┌─ STORED RECORDS
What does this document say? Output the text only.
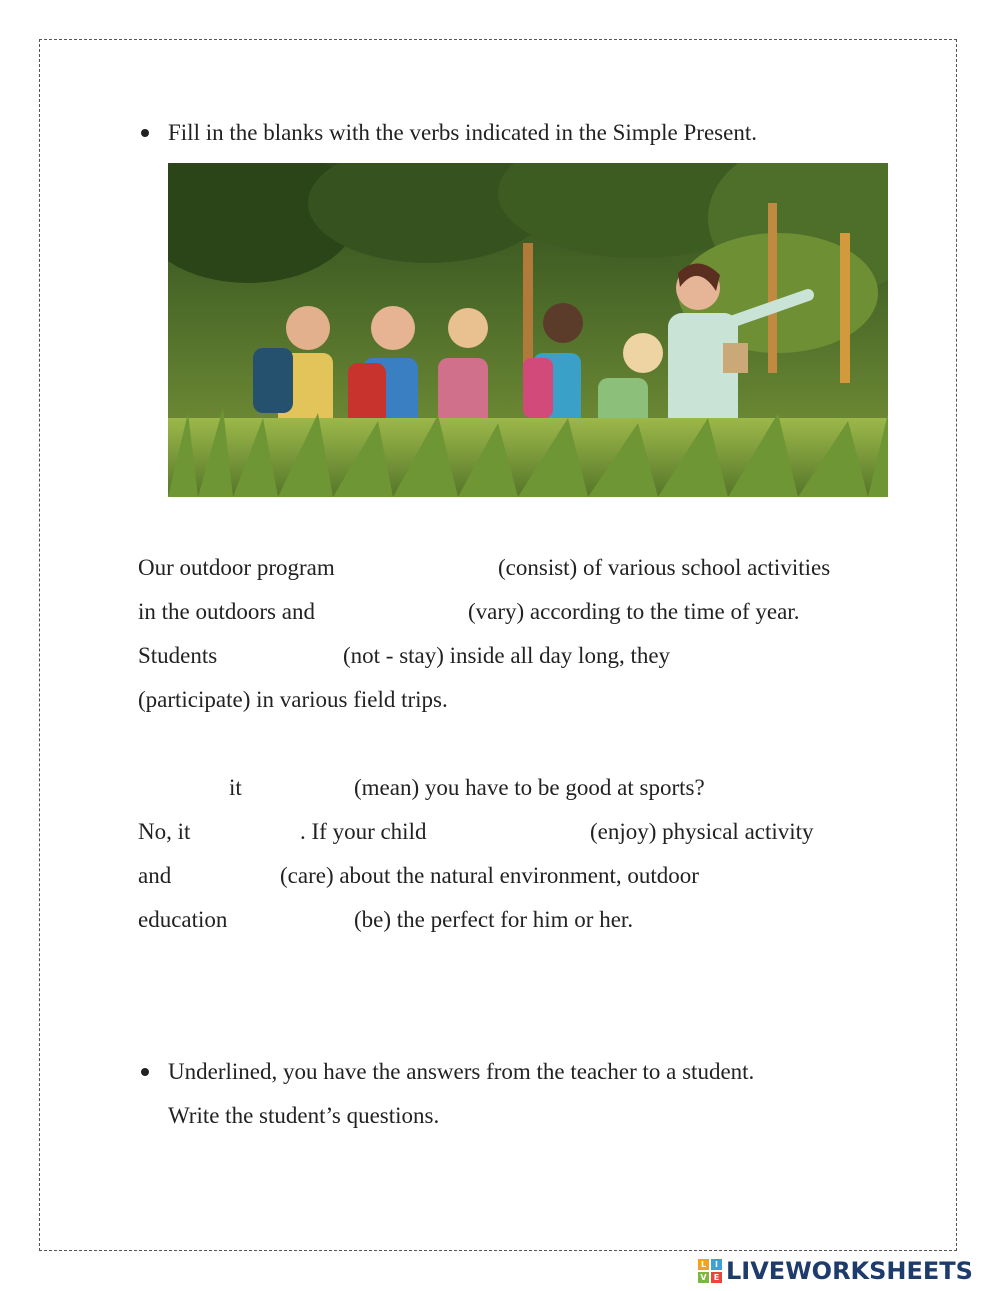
Fill in the blanks with the verbs indicated in the Simple Present.
Our outdoor program	(consist) of various school activities
in the outdoors and	(vary) according to the time of year.
Students	(not - stay) inside all day long, they
(participate) in various field trips.
it	(mean) you have to be good at sports?
No, it	. If your child	(enjoy) physical activity
and	(care) about the natural environment, outdoor
education	(be) the perfect for him or her.
Underlined, you have the answers from the teacher to a student.
Write the student’s questions.
L	I
V E LIVEWORKSHEETS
└─
GIVEN REQUEST:
Extract all lines of the records above that include "various".

OUTPUT OF THE EXERCISE:
Our outdoor program	(consist) of various school activities
(participate) in various field trips.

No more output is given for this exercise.